▶ [Problem statement] Count the lines in the data below where the string "besoin" occurs, please, and give the number alone.

━━━━━━━━━━━━━━━━

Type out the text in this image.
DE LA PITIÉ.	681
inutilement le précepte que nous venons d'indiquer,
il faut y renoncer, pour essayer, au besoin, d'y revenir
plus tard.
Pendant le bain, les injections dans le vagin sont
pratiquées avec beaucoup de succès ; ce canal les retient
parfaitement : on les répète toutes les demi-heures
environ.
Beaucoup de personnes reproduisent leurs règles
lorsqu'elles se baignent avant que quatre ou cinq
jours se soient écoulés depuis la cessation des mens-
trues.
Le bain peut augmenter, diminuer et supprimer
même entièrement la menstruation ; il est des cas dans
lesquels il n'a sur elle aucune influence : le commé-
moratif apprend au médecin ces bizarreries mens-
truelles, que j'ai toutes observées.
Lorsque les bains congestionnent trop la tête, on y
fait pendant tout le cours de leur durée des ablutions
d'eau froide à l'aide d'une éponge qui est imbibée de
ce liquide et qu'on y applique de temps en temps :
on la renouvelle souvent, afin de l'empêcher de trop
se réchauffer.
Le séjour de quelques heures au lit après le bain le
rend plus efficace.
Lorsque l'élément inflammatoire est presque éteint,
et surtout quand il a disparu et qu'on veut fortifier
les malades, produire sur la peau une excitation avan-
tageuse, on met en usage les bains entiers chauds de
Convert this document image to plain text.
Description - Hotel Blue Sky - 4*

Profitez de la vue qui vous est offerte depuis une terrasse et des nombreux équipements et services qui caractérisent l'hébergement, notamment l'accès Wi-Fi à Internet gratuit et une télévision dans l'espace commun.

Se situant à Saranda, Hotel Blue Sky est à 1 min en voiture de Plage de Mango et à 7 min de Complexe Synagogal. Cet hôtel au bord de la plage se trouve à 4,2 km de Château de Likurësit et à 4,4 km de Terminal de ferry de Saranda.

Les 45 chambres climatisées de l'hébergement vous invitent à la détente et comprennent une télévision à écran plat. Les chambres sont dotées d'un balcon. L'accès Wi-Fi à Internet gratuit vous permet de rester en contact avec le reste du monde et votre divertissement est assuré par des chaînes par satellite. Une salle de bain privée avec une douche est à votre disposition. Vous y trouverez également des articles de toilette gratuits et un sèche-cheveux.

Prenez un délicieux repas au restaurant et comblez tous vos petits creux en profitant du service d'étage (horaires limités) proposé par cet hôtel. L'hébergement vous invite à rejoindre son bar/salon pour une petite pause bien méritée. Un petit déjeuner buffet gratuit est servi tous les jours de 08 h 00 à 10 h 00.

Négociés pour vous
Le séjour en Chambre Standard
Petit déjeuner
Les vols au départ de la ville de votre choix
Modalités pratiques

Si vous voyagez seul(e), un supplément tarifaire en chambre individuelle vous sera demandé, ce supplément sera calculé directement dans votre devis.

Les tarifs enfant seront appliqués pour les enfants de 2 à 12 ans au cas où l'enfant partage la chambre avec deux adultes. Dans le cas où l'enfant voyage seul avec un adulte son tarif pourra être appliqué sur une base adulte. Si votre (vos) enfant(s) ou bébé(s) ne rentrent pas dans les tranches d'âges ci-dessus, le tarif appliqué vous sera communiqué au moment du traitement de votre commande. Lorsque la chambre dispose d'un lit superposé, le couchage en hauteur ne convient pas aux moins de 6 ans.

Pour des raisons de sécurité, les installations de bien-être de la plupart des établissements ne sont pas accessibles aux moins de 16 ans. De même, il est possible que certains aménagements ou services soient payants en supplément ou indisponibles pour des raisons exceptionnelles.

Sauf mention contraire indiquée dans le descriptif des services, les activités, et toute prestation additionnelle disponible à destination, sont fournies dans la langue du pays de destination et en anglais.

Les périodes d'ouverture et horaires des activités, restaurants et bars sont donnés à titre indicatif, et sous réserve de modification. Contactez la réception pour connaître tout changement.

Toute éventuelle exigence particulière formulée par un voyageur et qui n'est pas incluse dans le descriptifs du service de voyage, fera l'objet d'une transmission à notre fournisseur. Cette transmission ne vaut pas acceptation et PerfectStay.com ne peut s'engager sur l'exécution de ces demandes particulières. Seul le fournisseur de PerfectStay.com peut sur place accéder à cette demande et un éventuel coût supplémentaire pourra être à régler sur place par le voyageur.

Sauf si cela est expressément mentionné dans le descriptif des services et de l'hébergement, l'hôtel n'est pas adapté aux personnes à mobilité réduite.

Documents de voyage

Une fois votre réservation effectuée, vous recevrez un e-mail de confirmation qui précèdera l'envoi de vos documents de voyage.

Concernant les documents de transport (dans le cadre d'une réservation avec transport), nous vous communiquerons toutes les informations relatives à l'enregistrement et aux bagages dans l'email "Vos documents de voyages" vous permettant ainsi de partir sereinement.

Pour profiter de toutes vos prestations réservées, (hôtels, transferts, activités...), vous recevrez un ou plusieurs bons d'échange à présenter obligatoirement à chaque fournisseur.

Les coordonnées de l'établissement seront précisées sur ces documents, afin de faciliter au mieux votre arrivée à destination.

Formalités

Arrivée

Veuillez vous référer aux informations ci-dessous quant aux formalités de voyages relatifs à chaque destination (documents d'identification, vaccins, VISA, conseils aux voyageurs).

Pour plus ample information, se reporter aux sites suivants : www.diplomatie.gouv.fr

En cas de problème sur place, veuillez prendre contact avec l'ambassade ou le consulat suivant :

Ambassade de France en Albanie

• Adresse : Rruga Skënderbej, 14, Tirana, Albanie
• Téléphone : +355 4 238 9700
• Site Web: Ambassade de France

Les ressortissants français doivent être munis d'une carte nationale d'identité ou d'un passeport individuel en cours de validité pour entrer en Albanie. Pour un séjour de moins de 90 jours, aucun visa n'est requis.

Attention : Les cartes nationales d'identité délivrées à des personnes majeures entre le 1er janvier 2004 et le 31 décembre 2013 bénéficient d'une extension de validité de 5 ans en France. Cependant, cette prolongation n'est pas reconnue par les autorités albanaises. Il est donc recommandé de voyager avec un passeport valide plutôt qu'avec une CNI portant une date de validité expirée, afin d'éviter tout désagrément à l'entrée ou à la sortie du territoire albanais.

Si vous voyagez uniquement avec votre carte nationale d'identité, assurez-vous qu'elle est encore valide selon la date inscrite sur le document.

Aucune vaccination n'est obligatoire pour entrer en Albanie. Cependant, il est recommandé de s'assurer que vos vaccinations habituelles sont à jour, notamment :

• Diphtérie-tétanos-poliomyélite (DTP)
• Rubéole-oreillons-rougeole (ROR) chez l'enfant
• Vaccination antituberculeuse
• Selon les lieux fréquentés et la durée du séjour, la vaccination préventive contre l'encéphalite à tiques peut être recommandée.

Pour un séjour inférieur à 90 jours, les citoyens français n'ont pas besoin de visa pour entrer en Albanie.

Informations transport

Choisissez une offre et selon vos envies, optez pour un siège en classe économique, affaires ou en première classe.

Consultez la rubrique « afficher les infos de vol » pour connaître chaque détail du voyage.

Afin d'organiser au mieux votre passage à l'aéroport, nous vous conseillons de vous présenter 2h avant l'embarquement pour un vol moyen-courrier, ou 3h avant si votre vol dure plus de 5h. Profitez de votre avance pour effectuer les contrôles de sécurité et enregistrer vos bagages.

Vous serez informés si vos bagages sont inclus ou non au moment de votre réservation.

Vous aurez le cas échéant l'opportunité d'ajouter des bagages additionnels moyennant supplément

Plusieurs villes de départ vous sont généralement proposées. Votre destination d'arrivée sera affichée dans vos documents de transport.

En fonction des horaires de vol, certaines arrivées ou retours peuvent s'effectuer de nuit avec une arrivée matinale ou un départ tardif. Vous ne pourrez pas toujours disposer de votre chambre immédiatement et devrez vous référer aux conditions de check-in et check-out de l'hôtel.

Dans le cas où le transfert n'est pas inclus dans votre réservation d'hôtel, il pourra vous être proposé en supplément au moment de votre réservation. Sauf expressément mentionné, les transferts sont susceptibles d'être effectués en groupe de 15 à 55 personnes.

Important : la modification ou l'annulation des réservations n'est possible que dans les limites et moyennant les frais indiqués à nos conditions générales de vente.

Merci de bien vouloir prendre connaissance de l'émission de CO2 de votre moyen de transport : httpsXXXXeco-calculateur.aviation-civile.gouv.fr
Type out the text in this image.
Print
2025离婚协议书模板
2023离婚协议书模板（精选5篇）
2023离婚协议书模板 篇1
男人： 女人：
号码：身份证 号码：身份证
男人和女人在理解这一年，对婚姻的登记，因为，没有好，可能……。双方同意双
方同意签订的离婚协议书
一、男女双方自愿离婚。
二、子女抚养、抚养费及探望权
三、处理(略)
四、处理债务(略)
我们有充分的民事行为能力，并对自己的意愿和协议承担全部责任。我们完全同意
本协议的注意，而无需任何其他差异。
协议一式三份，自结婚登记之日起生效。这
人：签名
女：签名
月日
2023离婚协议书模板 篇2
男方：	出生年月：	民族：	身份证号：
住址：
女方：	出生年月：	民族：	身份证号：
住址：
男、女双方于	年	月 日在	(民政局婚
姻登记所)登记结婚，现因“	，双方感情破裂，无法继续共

━━━━━━━━━━━━━━━━

▶ [Answer below] 2